■ **WRITTEN REQUEST**
Count the lines below that contain the word "jezdec", and reply with that number alone.

■ **LISTING**

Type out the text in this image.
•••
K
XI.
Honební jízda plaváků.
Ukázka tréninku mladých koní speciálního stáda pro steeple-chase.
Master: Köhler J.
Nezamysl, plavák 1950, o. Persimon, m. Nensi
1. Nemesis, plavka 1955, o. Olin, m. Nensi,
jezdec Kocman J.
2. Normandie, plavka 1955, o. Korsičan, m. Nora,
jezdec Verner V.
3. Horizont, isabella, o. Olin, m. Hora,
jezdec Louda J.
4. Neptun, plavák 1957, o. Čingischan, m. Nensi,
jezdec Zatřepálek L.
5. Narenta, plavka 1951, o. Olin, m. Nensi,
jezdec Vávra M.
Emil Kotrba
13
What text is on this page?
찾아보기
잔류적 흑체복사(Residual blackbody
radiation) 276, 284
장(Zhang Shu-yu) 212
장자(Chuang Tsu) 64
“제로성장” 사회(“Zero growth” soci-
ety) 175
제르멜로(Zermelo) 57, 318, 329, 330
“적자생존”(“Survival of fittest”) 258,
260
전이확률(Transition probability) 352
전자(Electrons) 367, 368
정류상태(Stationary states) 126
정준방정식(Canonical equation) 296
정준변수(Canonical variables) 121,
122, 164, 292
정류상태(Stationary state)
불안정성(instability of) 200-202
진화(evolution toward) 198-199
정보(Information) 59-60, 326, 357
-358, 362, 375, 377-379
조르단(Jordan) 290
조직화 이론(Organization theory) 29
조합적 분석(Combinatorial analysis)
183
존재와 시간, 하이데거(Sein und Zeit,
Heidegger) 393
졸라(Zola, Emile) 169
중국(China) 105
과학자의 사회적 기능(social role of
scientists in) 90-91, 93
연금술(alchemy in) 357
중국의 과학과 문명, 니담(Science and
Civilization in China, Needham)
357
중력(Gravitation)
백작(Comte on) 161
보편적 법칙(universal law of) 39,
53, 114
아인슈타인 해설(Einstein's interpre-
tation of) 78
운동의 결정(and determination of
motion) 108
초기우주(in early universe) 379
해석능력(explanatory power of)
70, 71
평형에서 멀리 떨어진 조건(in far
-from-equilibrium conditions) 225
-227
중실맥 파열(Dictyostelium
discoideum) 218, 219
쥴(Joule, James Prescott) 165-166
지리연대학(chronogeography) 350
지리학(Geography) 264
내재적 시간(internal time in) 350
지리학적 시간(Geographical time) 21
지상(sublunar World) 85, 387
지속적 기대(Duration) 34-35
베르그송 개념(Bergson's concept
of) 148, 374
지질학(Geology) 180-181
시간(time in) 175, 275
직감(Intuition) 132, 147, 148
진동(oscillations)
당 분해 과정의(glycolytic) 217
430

■ **SOLUTION FOR THIS TASK**
5